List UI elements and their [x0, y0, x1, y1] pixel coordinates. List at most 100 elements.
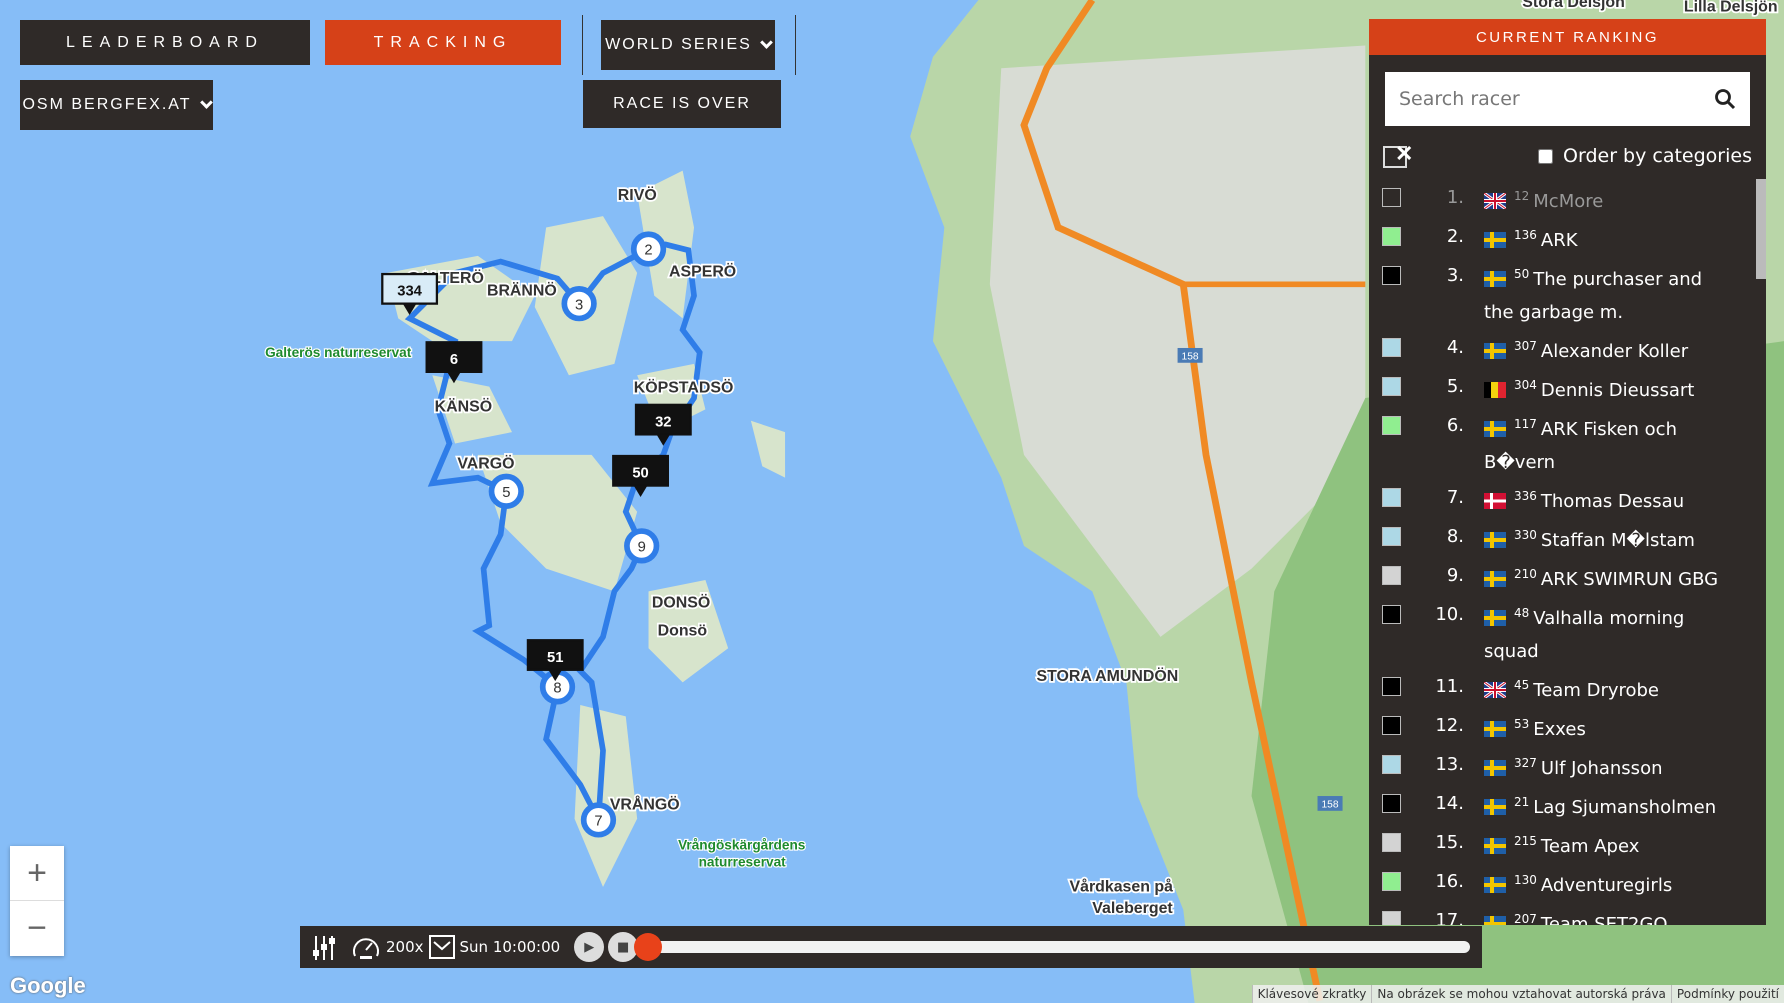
racer-color-toggle[interactable] — [1382, 677, 1401, 696]
bib-number: 304 — [1514, 378, 1537, 392]
flag-gb-icon — [1483, 680, 1507, 700]
search-icon[interactable] — [1714, 88, 1736, 110]
ranking-row[interactable]: 5. 304 Dennis Dieussart — [1369, 368, 1752, 407]
checkpoint-marker[interactable]: 3 — [561, 286, 597, 322]
rank: 1. — [1446, 187, 1464, 208]
racer-color-toggle[interactable] — [1382, 266, 1401, 285]
racer-color-toggle[interactable] — [1382, 416, 1401, 435]
ranking-row[interactable]: 8. 330 Staffan M�lstam — [1369, 518, 1752, 557]
bib-number: 53 — [1514, 717, 1530, 731]
checkpoint-marker[interactable]: 9 — [624, 528, 660, 564]
racer-name: Team Dryrobe — [1533, 680, 1660, 701]
name-cell: 12 McMore — [1483, 180, 1729, 218]
clear-selection-icon[interactable]: ✕ — [1383, 141, 1413, 168]
ranking-row[interactable]: 1. 12 McMore — [1369, 179, 1752, 218]
reserve-label: Galterös naturreservat — [265, 345, 412, 360]
name-cell: 330 Staffan M�lstam — [1484, 519, 1729, 557]
racer-color-toggle[interactable] — [1382, 872, 1401, 891]
search-input[interactable] — [1399, 88, 1714, 110]
flag-be-icon — [1484, 382, 1506, 398]
ranking-row[interactable]: 2. 136 ARK — [1369, 218, 1752, 257]
racer-color-toggle[interactable] — [1382, 227, 1401, 246]
bib-number: 130 — [1514, 873, 1537, 887]
racer-name: Adventuregirls — [1540, 875, 1673, 896]
racer-name: Dennis Dieussart — [1540, 380, 1695, 401]
racer-color-toggle[interactable] — [1382, 605, 1401, 624]
bib-number: 48 — [1514, 606, 1530, 620]
ranking-panel: CURRENT RANKING ✕ Order by categories 1.… — [1369, 19, 1766, 925]
scrollbar[interactable] — [1756, 179, 1766, 279]
ranking-row[interactable]: 17. 207 Team SET2GO — [1369, 902, 1752, 925]
ranking-row[interactable]: 3. 50 The purchaser and the garbage m. — [1369, 257, 1752, 329]
flag-se-icon — [1484, 232, 1506, 248]
racer-color-toggle[interactable] — [1382, 794, 1401, 813]
attribution-link[interactable]: Podmínky použití — [1670, 985, 1784, 1003]
ranking-row[interactable]: 14. 21 Lag Sjumansholmen — [1369, 785, 1752, 824]
timeline-handle[interactable] — [634, 933, 663, 961]
clock-icon[interactable] — [428, 933, 456, 961]
racer-color-toggle[interactable] — [1382, 188, 1401, 207]
rank: 12. — [1435, 715, 1464, 736]
name-cell: 207 Team SET2GO — [1484, 903, 1729, 925]
leaderboard-tab[interactable]: LEADERBOARD — [20, 20, 310, 65]
map-layer-label: OSM BERGFEX.AT — [22, 96, 192, 113]
bib-number: 330 — [1514, 528, 1537, 542]
ranking-row[interactable]: 13. 327 Ulf Johansson — [1369, 746, 1752, 785]
place-label: VARGÖ — [457, 454, 514, 473]
speedometer-icon[interactable] — [350, 932, 382, 962]
timeline-slider[interactable] — [634, 933, 1470, 961]
play-button[interactable]: ▶ — [574, 932, 605, 962]
place-label: Donsö — [658, 623, 708, 640]
checkpoint-marker[interactable]: 5 — [488, 473, 524, 509]
ranking-row[interactable]: 16. 130 Adventuregirls — [1369, 863, 1752, 902]
playback-bar: 200x Sun 10:00:00 ▶ ■ — [300, 926, 1482, 968]
racer-color-toggle[interactable] — [1382, 716, 1401, 735]
racer-name: Team Apex — [1540, 836, 1640, 857]
racer-color-toggle[interactable] — [1382, 833, 1401, 852]
racer-color-toggle[interactable] — [1382, 755, 1401, 774]
ranking-list: 1. 12 McMore 2. 136 ARK 3. 50 The purchaser… — [1369, 179, 1752, 925]
settings-sliders-icon[interactable] — [310, 932, 340, 962]
name-cell: 48 Valhalla morning squad — [1484, 597, 1729, 668]
racer-color-toggle[interactable] — [1382, 911, 1401, 925]
attribution-link[interactable]: Na obrázek se mohou vztahovat autorská p… — [1371, 985, 1671, 1003]
ranking-row[interactable]: 11. 45 Team Dryrobe — [1369, 668, 1752, 707]
name-cell: 53 Exxes — [1484, 708, 1729, 746]
panel-title: CURRENT RANKING — [1369, 19, 1766, 55]
ranking-row[interactable]: 15. 215 Team Apex — [1369, 824, 1752, 863]
racer-name: Ulf Johansson — [1540, 758, 1663, 779]
flag-se-icon — [1484, 721, 1506, 737]
name-cell: 215 Team Apex — [1484, 825, 1729, 863]
name-cell: 136 ARK — [1484, 219, 1729, 257]
checkpoint-marker[interactable]: 2 — [630, 231, 667, 267]
flag-se-icon — [1484, 838, 1506, 854]
ranking-row[interactable]: 4. 307 Alexander Koller — [1369, 329, 1752, 368]
bib-number: 215 — [1514, 834, 1537, 848]
checkpoint-marker[interactable]: 7 — [580, 802, 617, 838]
racer-name: ARK SWIMRUN GBG — [1540, 569, 1719, 590]
place-label: KÖPSTADSÖ — [634, 377, 734, 396]
ranking-row[interactable]: 6. 117 ARK Fisken och B�vern — [1369, 407, 1752, 479]
order-label: Order by categories — [1563, 145, 1752, 167]
order-by-categories[interactable]: Order by categories — [1538, 145, 1752, 167]
racer-color-toggle[interactable] — [1382, 377, 1401, 396]
ranking-row[interactable]: 12. 53 Exxes — [1369, 707, 1752, 746]
reserve-label: Vrångöskärgårdens — [678, 837, 806, 852]
series-dropdown[interactable]: WORLD SERIES — [601, 20, 775, 70]
ranking-row[interactable]: 10. 48 Valhalla morning squad — [1369, 596, 1752, 668]
racer-color-toggle[interactable] — [1382, 527, 1401, 546]
tracking-tab[interactable]: TRACKING — [325, 20, 561, 65]
map-layer-dropdown[interactable]: OSM BERGFEX.AT — [20, 80, 213, 130]
zoom-in-button[interactable]: + — [10, 846, 64, 901]
ranking-row[interactable]: 9. 210 ARK SWIMRUN GBG — [1369, 557, 1752, 596]
race-status-button[interactable]: RACE IS OVER — [583, 80, 781, 128]
ranking-row[interactable]: 7. 336 Thomas Dessau — [1369, 479, 1752, 518]
racer-color-toggle[interactable] — [1382, 488, 1401, 507]
zoom-out-button[interactable]: − — [10, 901, 64, 956]
racer-color-toggle[interactable] — [1382, 338, 1401, 357]
chevron-down-icon — [199, 95, 213, 109]
attribution-link[interactable]: Klávesové zkratky — [1251, 985, 1372, 1003]
speed-value: 200x — [386, 938, 424, 956]
order-checkbox[interactable] — [1538, 148, 1554, 164]
racer-color-toggle[interactable] — [1382, 566, 1401, 585]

=======

*Task instructions*. Write out all the rows above again, word for word, but leave out the picture.

*Answer to the problem*.
List UI elements and their [x0, y0, x1, y1] pixel coordinates. List at most 100 elements.
racer-color-toggle[interactable] — [1382, 677, 1401, 696]
bib-number: 304 — [1514, 378, 1537, 392]
flag-gb-icon — [1483, 680, 1507, 700]
search-icon[interactable] — [1714, 88, 1736, 110]
ranking-row[interactable]: 5. 304 Dennis Dieussart — [1369, 368, 1752, 407]
checkpoint-marker[interactable]: 3 — [561, 286, 597, 322]
rank: 1. — [1446, 187, 1464, 208]
racer-color-toggle[interactable] — [1382, 266, 1401, 285]
racer-color-toggle[interactable] — [1382, 416, 1401, 435]
ranking-row[interactable]: 8. 330 Staffan M�lstam — [1369, 518, 1752, 557]
bib-number: 53 — [1514, 717, 1530, 731]
checkpoint-marker[interactable]: 9 — [624, 528, 660, 564]
racer-name: Team Dryrobe — [1533, 680, 1660, 701]
name-cell: 12 McMore — [1483, 180, 1729, 218]
clear-selection-icon[interactable]: ✕ — [1383, 141, 1413, 168]
ranking-row[interactable]: 1. 12 McMore — [1369, 179, 1752, 218]
reserve-label: Galterös naturreservat — [265, 345, 412, 360]
name-cell: 330 Staffan M�lstam — [1484, 519, 1729, 557]
racer-color-toggle[interactable] — [1382, 872, 1401, 891]
search-input[interactable] — [1399, 88, 1714, 110]
flag-be-icon — [1484, 382, 1506, 398]
ranking-row[interactable]: 2. 136 ARK — [1369, 218, 1752, 257]
racer-color-toggle[interactable] — [1382, 227, 1401, 246]
bib-number: 130 — [1514, 873, 1537, 887]
racer-name: Adventuregirls — [1540, 875, 1673, 896]
racer-name: Dennis Dieussart — [1540, 380, 1695, 401]
racer-color-toggle[interactable] — [1382, 605, 1401, 624]
bib-number: 48 — [1514, 606, 1530, 620]
ranking-panel: CURRENT RANKING ✕ Order by categories 1.… — [1369, 19, 1766, 925]
scrollbar[interactable] — [1756, 179, 1766, 279]
ranking-row[interactable]: 17. 207 Team SET2GO — [1369, 902, 1752, 925]
ranking-row[interactable]: 3. 50 The purchaser and the garbage m. — [1369, 257, 1752, 329]
flag-se-icon — [1484, 232, 1506, 248]
racer-color-toggle[interactable] — [1382, 794, 1401, 813]
attribution-link[interactable]: Podmínky použití — [1670, 985, 1784, 1003]
ranking-row[interactable]: 14. 21 Lag Sjumansholmen — [1369, 785, 1752, 824]
timeline-handle[interactable] — [634, 933, 663, 961]
clock-icon[interactable] — [428, 933, 456, 961]
racer-color-toggle[interactable] — [1382, 188, 1401, 207]
rank: 12. — [1435, 715, 1464, 736]
name-cell: 207 Team SET2GO — [1484, 903, 1729, 925]
leaderboard-tab[interactable]: LEADERBOARD — [20, 20, 310, 65]
map-layer-label: OSM BERGFEX.AT — [22, 96, 192, 113]
bib-number: 330 — [1514, 528, 1537, 542]
ranking-row[interactable]: 13. 327 Ulf Johansson — [1369, 746, 1752, 785]
place-label: VARGÖ — [457, 454, 514, 473]
speedometer-icon[interactable] — [350, 932, 382, 962]
timeline-slider[interactable] — [634, 933, 1470, 961]
play-button[interactable]: ▶ — [574, 932, 605, 962]
place-label: Donsö — [658, 623, 708, 640]
checkpoint-marker[interactable]: 5 — [488, 473, 524, 509]
ranking-row[interactable]: 16. 130 Adventuregirls — [1369, 863, 1752, 902]
playback-bar: 200x Sun 10:00:00 ▶ ■ — [300, 926, 1482, 968]
racer-color-toggle[interactable] — [1382, 716, 1401, 735]
racer-name: Team Apex — [1540, 836, 1640, 857]
racer-color-toggle[interactable] — [1382, 833, 1401, 852]
racer-color-toggle[interactable] — [1382, 755, 1401, 774]
ranking-list: 1. 12 McMore 2. 136 ARK 3. 50 The purchaser… — [1369, 179, 1752, 925]
settings-sliders-icon[interactable] — [310, 932, 340, 962]
name-cell: 48 Valhalla morning squad — [1484, 597, 1729, 668]
racer-color-toggle[interactable] — [1382, 911, 1401, 925]
attribution-link[interactable]: Na obrázek se mohou vztahovat autorská p… — [1371, 985, 1671, 1003]
ranking-row[interactable]: 11. 45 Team Dryrobe — [1369, 668, 1752, 707]
name-cell: 53 Exxes — [1484, 708, 1729, 746]
panel-title: CURRENT RANKING — [1369, 19, 1766, 55]
ranking-row[interactable]: 15. 215 Team Apex — [1369, 824, 1752, 863]
racer-name: Ulf Johansson — [1540, 758, 1663, 779]
flag-se-icon — [1484, 721, 1506, 737]
name-cell: 215 Team Apex — [1484, 825, 1729, 863]
name-cell: 136 ARK — [1484, 219, 1729, 257]
checkpoint-marker[interactable]: 2 — [630, 231, 667, 267]
flag-se-icon — [1484, 838, 1506, 854]
ranking-row[interactable]: 4. 307 Alexander Koller — [1369, 329, 1752, 368]
bib-number: 215 — [1514, 834, 1537, 848]
checkpoint-marker[interactable]: 7 — [580, 802, 617, 838]
racer-name: ARK SWIMRUN GBG — [1540, 569, 1719, 590]
place-label: KÖPSTADSÖ — [634, 377, 734, 396]
ranking-row[interactable]: 6. 117 ARK Fisken och B�vern — [1369, 407, 1752, 479]
order-label: Order by categories — [1563, 145, 1752, 167]
order-by-categories[interactable]: Order by categories — [1538, 145, 1752, 167]
racer-color-toggle[interactable] — [1382, 377, 1401, 396]
ranking-row[interactable]: 12. 53 Exxes — [1369, 707, 1752, 746]
reserve-label: Vrångöskärgårdens — [678, 837, 806, 852]
series-dropdown[interactable]: WORLD SERIES — [601, 20, 775, 70]
ranking-row[interactable]: 10. 48 Valhalla morning squad — [1369, 596, 1752, 668]
racer-color-toggle[interactable] — [1382, 527, 1401, 546]
tracking-tab[interactable]: TRACKING — [325, 20, 561, 65]
map-layer-dropdown[interactable]: OSM BERGFEX.AT — [20, 80, 213, 130]
zoom-in-button[interactable]: + — [10, 846, 64, 901]
ranking-row[interactable]: 9. 210 ARK SWIMRUN GBG — [1369, 557, 1752, 596]
race-status-button[interactable]: RACE IS OVER — [583, 80, 781, 128]
ranking-row[interactable]: 7. 336 Thomas Dessau — [1369, 479, 1752, 518]
racer-color-toggle[interactable] — [1382, 488, 1401, 507]
zoom-out-button[interactable]: − — [10, 901, 64, 956]
racer-color-toggle[interactable] — [1382, 338, 1401, 357]
chevron-down-icon — [199, 95, 213, 109]
attribution-link[interactable]: Klávesové zkratky — [1251, 985, 1372, 1003]
speed-value: 200x — [386, 938, 424, 956]
order-checkbox[interactable] — [1538, 148, 1554, 164]
racer-color-toggle[interactable] — [1382, 566, 1401, 585]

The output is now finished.